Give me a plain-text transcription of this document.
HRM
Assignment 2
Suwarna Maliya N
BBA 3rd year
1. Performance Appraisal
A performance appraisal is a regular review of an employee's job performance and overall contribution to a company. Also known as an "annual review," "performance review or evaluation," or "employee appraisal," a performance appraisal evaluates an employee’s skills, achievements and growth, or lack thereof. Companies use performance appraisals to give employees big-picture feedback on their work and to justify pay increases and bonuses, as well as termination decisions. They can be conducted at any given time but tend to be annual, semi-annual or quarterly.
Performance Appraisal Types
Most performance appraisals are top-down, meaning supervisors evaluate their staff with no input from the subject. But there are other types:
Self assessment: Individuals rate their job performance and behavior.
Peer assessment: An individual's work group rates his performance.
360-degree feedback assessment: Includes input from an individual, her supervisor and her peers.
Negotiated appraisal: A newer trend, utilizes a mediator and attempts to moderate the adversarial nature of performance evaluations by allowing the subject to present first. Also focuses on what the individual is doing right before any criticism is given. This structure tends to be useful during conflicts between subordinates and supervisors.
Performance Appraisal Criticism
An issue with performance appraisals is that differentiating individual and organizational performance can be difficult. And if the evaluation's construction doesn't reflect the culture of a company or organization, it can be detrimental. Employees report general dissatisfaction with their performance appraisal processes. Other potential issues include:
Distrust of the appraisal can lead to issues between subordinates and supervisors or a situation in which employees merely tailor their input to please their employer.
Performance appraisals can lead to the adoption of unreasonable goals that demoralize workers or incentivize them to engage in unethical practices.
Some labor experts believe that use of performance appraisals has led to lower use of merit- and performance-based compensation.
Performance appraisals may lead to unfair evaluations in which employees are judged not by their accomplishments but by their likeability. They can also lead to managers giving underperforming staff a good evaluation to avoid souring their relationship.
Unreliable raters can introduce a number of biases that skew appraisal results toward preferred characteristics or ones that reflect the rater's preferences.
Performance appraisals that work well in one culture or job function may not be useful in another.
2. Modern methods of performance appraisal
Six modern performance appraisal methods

■ **YOUR OBJECTIVE**: Each line above is to be repeated exactly.

■ **FINAL ANSWER**:
Give me a plain-text transcription of this document.
HRM
Assignment 2
Suwarna Maliya N
BBA 3rd year
1. Performance Appraisal
A performance appraisal is a regular review of an employee's job performance and overall contribution to a company. Also known as an "annual review," "performance review or evaluation," or "employee appraisal," a performance appraisal evaluates an employee’s skills, achievements and growth, or lack thereof. Companies use performance appraisals to give employees big-picture feedback on their work and to justify pay increases and bonuses, as well as termination decisions. They can be conducted at any given time but tend to be annual, semi-annual or quarterly.
Performance Appraisal Types
Most performance appraisals are top-down, meaning supervisors evaluate their staff with no input from the subject. But there are other types:
Self assessment: Individuals rate their job performance and behavior.
Peer assessment: An individual's work group rates his performance.
360-degree feedback assessment: Includes input from an individual, her supervisor and her peers.
Negotiated appraisal: A newer trend, utilizes a mediator and attempts to moderate the adversarial nature of performance evaluations by allowing the subject to present first. Also focuses on what the individual is doing right before any criticism is given. This structure tends to be useful during conflicts between subordinates and supervisors.
Performance Appraisal Criticism
An issue with performance appraisals is that differentiating individual and organizational performance can be difficult. And if the evaluation's construction doesn't reflect the culture of a company or organization, it can be detrimental. Employees report general dissatisfaction with their performance appraisal processes. Other potential issues include:
Distrust of the appraisal can lead to issues between subordinates and supervisors or a situation in which employees merely tailor their input to please their employer.
Performance appraisals can lead to the adoption of unreasonable goals that demoralize workers or incentivize them to engage in unethical practices.
Some labor experts believe that use of performance appraisals has led to lower use of merit- and performance-based compensation.
Performance appraisals may lead to unfair evaluations in which employees are judged not by their accomplishments but by their likeability. They can also lead to managers giving underperforming staff a good evaluation to avoid souring their relationship.
Unreliable raters can introduce a number of biases that skew appraisal results toward preferred characteristics or ones that reflect the rater's preferences.
Performance appraisals that work well in one culture or job function may not be useful in another.
2. Modern methods of performance appraisal
Six modern performance appraisal methods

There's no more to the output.